------ Selected extract

Our 6 Must Reads to Make Self-Care Your Competitive Advantage
Management

Our 6 Must Reads to Make Self-Care Your Competitive Advantage

Too many of us abandon healthy habits in order to work more. But the most successful among us know that self-care is a secret weapon to get more done better.

August is almost over, and with it, we're leaving behind slower days and summer vacations to enter the busiest time of year. For tech, it can feel a bit like going back to school and getting back into the swing of things. So, what better time for a reminder about how important it is to take care of ourselves so we can avoid burnout, think more deeply, connect better with others, and boost our productivity?

The term "self-care" gets thrown around a lot these days, and is often used to describe getting enough sleep and exercise, eating clean, maybe throwing in some meditation for good measure. And yes, all of those things are good and helpful for keeping your mind and body on track. But we want to offer a more expansive definition. Self-care is about harnessing your energy for productive good. And if that's the case, then practicing self-care requires a lot more than physical maintenance, and is truly about staying engaged with, curious about, and compelled by what you're doing every day.

------------
------ Data listing

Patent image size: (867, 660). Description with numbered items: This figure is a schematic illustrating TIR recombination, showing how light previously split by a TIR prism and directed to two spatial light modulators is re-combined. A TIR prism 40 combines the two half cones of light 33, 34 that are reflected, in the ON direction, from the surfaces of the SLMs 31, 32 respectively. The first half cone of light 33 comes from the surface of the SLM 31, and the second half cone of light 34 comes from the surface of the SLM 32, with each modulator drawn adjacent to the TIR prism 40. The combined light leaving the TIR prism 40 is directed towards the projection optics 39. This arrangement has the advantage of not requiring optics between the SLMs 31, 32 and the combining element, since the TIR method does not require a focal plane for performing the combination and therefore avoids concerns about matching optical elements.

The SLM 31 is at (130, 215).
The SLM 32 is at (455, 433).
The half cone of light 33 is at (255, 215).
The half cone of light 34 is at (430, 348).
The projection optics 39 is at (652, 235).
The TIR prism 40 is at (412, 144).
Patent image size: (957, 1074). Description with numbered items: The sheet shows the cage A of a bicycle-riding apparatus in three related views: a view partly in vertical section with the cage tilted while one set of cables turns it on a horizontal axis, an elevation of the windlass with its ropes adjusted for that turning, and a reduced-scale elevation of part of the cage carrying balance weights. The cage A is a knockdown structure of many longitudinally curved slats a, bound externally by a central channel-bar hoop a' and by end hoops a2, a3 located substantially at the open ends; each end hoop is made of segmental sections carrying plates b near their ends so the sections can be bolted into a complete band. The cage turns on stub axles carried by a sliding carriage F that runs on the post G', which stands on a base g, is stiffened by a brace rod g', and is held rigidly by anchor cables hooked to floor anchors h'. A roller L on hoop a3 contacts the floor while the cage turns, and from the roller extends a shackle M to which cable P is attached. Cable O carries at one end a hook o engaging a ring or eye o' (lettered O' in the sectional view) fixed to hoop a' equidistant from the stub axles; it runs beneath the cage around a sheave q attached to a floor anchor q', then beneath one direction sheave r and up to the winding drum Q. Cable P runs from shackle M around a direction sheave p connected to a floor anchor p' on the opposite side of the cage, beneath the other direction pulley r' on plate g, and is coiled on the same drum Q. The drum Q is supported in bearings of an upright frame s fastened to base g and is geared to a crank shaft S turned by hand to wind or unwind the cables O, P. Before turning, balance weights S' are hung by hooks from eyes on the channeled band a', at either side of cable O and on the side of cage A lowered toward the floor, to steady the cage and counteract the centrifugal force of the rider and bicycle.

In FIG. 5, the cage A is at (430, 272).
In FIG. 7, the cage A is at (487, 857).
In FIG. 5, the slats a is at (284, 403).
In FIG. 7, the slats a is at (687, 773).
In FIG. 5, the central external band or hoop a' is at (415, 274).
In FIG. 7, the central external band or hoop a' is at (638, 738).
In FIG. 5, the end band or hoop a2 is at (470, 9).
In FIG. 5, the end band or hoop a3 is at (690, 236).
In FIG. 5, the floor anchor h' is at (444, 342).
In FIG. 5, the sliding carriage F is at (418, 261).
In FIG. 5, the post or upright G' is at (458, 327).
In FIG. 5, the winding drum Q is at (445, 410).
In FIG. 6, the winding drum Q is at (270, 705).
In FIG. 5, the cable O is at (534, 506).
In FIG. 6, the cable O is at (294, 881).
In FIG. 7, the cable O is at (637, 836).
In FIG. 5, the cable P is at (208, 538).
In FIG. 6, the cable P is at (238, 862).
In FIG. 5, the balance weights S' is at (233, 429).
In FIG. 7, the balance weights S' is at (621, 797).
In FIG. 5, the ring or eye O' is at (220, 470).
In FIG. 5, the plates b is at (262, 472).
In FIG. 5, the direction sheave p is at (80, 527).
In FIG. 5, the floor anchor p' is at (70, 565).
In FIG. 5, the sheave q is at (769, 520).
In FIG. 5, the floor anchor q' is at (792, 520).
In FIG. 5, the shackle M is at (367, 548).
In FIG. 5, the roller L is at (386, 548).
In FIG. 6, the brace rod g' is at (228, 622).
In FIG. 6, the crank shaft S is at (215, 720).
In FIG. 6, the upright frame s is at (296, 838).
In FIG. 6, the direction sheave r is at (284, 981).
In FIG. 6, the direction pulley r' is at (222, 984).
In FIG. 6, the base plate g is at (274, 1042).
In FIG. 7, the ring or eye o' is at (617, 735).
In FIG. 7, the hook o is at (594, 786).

------------

Tasks to carry out |
**a.** In the self-care article, what is self-care about under the more expansive definition?
**b.** Transcribe the passage of the self-care article starting at "Too many of" and ending at "boost our productivity?".

Answers to the tasks |
**a.** Self-care is about harnessing your energy for productive good.

**b.**
Too many of us abandon healthy habits in order to work more. But the most successful among us know that self-care is a secret weapon to get more done better.

August is almost over, and with it, we're leaving behind slower days and summer vacations to enter the busiest time of year. For tech, it can feel a bit like going back to school and getting back into the swing of things. So, what better time for a reminder about how important it is to take care of ourselves so we can avoid burnout, think more deeply, connect better with others, and boost our productivity?